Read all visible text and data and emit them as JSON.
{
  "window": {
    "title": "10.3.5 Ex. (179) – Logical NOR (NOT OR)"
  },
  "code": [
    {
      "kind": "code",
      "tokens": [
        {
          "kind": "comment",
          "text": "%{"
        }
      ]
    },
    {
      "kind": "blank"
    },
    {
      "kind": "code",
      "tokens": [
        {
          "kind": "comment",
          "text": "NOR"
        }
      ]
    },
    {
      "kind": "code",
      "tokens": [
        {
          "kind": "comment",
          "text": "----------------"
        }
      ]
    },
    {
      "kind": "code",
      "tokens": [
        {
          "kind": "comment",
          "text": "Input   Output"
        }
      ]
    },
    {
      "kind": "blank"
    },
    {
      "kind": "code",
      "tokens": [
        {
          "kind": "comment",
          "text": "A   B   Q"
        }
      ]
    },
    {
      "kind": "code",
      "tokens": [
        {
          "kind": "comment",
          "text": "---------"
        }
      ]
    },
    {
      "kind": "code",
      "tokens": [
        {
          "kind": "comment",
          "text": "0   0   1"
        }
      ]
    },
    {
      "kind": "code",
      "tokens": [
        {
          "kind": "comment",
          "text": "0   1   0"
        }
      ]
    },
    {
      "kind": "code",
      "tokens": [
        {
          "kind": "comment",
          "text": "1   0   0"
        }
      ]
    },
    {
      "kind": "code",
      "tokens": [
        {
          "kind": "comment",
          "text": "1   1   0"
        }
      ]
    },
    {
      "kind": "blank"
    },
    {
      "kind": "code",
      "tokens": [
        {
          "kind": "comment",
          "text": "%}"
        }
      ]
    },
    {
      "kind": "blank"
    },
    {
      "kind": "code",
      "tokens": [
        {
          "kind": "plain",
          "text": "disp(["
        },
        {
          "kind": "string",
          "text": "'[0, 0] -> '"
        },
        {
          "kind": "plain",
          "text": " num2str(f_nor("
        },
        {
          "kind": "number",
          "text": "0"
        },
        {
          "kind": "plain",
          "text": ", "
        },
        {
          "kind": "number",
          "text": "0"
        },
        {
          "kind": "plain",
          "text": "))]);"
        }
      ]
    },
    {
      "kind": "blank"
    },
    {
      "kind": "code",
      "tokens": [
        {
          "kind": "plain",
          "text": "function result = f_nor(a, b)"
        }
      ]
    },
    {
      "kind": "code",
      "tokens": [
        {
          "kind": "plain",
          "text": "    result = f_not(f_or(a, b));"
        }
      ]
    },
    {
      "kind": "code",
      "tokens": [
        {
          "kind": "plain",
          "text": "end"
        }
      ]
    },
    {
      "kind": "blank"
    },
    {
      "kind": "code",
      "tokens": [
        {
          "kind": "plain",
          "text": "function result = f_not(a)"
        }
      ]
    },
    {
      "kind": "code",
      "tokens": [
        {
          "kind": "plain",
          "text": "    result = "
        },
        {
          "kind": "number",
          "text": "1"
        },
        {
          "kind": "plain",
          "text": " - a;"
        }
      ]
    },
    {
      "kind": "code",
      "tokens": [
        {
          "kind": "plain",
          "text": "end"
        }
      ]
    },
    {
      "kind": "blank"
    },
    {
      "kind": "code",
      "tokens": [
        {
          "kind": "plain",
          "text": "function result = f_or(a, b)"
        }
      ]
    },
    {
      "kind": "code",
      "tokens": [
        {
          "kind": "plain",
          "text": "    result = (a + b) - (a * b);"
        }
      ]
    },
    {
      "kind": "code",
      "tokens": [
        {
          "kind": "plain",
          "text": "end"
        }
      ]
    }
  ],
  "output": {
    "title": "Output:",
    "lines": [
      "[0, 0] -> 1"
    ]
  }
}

·····

Exercise goal: Show the lines of the material that contain the word "function".

Exercise response:
          "text": "function result = f_nor(a, b)"
          "text": "function result = f_not(a)"
          "text": "function result = f_or(a, b)"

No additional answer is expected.